▶ [Task to complete]: Copy out all lines that hold "Currents".

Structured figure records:
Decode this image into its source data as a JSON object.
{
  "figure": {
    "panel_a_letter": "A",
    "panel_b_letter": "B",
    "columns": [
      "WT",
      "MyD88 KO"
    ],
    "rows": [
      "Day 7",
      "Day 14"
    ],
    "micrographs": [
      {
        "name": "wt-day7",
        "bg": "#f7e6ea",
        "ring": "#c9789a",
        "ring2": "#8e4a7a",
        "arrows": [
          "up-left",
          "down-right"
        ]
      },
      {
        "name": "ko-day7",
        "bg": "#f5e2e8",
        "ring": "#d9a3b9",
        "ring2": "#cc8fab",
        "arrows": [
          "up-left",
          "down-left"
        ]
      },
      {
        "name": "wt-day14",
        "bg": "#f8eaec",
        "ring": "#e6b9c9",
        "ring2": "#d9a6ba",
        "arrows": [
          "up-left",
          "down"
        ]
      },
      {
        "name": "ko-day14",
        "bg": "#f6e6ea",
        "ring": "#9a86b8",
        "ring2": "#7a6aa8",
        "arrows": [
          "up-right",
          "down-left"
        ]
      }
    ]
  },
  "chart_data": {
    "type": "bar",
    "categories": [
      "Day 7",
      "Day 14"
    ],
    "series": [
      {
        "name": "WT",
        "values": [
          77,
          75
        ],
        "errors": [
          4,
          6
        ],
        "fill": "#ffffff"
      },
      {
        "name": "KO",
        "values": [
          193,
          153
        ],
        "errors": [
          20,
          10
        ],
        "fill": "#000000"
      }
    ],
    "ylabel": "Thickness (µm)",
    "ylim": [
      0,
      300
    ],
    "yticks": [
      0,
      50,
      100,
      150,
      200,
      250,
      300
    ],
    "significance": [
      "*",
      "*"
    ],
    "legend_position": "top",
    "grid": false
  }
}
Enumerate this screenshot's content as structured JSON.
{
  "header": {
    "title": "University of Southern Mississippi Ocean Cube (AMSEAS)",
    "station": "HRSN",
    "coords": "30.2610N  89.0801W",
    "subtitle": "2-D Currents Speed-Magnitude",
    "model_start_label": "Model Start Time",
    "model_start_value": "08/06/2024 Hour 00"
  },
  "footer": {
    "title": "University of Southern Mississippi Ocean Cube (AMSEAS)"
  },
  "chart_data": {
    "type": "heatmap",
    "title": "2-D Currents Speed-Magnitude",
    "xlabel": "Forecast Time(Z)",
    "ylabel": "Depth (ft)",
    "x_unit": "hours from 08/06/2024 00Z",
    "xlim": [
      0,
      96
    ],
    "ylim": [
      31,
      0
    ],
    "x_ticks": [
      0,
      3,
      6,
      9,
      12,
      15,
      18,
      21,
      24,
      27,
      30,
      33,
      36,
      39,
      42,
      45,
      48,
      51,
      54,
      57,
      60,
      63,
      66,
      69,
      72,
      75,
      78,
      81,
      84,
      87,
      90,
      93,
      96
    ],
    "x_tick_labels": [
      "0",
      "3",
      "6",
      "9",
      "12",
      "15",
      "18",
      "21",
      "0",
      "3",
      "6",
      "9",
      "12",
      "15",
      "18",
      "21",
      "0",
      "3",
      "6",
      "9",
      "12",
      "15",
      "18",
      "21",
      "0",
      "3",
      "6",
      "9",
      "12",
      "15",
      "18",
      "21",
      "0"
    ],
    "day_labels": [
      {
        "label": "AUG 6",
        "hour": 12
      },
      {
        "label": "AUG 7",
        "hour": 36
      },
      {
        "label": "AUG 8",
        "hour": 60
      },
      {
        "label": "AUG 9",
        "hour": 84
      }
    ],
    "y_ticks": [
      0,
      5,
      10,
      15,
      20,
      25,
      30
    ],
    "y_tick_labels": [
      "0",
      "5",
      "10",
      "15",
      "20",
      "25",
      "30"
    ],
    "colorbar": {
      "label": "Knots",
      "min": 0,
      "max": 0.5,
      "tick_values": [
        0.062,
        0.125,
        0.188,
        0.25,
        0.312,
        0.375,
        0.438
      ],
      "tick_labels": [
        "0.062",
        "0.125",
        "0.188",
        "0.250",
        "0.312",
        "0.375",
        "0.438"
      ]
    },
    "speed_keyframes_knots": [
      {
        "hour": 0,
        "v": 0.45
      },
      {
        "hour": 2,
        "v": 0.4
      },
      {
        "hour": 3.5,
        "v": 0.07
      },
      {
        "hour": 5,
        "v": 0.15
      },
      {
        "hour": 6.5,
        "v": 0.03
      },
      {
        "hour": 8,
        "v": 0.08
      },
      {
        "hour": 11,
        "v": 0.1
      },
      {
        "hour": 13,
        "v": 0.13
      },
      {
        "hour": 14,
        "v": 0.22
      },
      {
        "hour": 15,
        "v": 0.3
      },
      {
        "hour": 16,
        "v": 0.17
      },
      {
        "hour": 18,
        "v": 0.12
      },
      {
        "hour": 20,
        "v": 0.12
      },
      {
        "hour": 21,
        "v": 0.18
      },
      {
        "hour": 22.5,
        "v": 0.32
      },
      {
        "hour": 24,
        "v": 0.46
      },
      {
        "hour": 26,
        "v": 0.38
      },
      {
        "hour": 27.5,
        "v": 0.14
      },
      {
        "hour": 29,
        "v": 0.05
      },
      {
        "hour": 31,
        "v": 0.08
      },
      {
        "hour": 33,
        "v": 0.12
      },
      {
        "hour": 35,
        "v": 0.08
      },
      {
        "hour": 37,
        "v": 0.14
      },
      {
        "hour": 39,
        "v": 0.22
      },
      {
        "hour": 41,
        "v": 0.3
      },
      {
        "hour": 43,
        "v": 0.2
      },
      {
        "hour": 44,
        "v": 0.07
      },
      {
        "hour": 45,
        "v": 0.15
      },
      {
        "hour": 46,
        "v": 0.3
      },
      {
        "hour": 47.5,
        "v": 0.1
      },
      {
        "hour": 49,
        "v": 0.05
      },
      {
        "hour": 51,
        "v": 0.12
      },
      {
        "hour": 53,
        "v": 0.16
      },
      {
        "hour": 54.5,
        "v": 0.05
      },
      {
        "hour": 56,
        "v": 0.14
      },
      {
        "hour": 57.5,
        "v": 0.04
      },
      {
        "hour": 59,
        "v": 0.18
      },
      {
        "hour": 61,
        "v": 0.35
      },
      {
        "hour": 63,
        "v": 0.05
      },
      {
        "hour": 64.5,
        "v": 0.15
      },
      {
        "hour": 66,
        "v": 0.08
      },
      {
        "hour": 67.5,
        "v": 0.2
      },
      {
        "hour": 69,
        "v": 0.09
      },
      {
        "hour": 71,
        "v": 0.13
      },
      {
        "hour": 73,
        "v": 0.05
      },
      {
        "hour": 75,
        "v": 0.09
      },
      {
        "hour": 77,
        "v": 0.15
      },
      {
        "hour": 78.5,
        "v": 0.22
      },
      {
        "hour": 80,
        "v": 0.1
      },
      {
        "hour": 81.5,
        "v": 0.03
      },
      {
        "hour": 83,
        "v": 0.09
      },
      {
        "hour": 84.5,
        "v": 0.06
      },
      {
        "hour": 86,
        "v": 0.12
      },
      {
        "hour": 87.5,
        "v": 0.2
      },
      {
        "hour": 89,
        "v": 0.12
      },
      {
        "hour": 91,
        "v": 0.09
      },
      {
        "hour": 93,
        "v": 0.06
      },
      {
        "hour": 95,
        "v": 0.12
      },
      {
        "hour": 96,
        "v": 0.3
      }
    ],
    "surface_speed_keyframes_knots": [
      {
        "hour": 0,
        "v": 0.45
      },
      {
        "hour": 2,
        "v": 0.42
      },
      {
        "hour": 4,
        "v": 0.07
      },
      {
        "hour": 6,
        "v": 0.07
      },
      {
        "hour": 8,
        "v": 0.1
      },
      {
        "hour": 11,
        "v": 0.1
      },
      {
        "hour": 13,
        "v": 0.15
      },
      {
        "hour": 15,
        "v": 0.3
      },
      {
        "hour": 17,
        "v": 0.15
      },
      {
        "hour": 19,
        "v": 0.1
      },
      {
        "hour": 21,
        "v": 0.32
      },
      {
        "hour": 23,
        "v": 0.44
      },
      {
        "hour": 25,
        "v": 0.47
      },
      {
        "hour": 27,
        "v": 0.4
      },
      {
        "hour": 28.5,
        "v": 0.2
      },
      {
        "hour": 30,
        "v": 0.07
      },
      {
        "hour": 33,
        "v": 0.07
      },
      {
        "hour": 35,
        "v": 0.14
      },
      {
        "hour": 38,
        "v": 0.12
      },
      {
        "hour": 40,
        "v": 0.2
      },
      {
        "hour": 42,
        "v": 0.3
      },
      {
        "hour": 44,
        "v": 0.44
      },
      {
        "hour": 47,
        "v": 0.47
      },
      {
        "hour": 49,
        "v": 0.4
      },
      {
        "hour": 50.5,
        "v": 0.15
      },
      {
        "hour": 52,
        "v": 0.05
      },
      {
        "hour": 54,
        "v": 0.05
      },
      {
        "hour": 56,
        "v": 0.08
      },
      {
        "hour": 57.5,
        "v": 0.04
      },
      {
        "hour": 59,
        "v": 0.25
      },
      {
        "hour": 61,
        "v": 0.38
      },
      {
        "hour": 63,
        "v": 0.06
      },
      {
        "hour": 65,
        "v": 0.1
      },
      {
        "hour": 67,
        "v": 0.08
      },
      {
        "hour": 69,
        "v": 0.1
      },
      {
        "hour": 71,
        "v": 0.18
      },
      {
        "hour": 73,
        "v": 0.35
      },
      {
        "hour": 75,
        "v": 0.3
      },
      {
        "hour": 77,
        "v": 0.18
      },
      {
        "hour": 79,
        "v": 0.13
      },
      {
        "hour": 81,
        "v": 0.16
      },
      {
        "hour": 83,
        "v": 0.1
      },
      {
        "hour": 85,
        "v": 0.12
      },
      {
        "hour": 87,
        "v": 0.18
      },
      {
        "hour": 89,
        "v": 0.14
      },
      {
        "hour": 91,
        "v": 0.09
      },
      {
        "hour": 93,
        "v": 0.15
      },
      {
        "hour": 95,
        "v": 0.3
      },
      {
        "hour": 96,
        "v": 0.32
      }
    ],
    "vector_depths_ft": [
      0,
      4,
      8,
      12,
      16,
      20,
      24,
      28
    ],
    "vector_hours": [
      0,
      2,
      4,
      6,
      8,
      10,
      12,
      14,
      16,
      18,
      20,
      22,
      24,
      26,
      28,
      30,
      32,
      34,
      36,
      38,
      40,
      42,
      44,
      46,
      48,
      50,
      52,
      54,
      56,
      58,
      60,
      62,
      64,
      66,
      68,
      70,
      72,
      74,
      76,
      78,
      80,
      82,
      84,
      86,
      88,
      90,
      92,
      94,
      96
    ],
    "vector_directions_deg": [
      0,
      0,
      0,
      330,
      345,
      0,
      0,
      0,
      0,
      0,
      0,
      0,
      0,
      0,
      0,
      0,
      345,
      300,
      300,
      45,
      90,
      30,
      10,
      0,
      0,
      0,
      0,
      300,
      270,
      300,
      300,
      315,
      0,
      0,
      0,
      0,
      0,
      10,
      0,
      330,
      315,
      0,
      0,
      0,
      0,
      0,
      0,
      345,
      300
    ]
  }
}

▶ [Answer in full]:
    "subtitle": "2-D Currents Speed-Magnitude",
    "title": "2-D Currents Speed-Magnitude",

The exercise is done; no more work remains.